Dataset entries
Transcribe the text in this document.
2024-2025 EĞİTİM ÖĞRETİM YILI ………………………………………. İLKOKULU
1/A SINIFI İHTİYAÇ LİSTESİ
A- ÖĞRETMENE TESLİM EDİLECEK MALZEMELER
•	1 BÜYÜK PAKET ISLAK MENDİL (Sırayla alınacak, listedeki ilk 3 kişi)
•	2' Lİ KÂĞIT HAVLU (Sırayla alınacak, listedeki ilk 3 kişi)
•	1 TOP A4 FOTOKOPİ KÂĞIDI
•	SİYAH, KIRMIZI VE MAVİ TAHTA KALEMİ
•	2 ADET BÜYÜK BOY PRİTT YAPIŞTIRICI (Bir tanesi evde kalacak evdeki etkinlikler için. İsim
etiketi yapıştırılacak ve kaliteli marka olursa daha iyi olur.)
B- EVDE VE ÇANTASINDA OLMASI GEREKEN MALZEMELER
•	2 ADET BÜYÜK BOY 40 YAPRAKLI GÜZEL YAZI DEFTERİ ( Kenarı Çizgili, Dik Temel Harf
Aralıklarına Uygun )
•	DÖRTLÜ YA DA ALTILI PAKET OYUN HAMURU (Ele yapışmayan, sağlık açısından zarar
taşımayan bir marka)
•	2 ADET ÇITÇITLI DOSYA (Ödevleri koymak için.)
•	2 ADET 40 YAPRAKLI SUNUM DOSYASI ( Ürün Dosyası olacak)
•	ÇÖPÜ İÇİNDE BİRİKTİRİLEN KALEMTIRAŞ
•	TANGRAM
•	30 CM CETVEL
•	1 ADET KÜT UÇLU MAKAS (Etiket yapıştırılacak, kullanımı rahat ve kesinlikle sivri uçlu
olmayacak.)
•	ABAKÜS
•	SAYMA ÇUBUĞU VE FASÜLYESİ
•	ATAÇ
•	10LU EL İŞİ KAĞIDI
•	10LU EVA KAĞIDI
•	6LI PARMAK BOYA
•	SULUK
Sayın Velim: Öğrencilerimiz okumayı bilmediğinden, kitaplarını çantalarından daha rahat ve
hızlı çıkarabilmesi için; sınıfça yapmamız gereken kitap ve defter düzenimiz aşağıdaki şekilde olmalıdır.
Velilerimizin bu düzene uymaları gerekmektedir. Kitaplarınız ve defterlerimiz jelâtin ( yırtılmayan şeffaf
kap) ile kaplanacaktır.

▸ Required task
Return each line where "BÜYÜK" shows up.

▸ Result of the task
•	1 BÜYÜK PAKET ISLAK MENDİL (Sırayla alınacak, listedeki ilk 3 kişi)
•	2 ADET BÜYÜK BOY PRİTT YAPIŞTIRICI (Bir tanesi evde kalacak evdeki etkinlikler için. İsim
•	2 ADET BÜYÜK BOY 40 YAPRAKLI GÜZEL YAZI DEFTERİ ( Kenarı Çizgili, Dik Temel Harf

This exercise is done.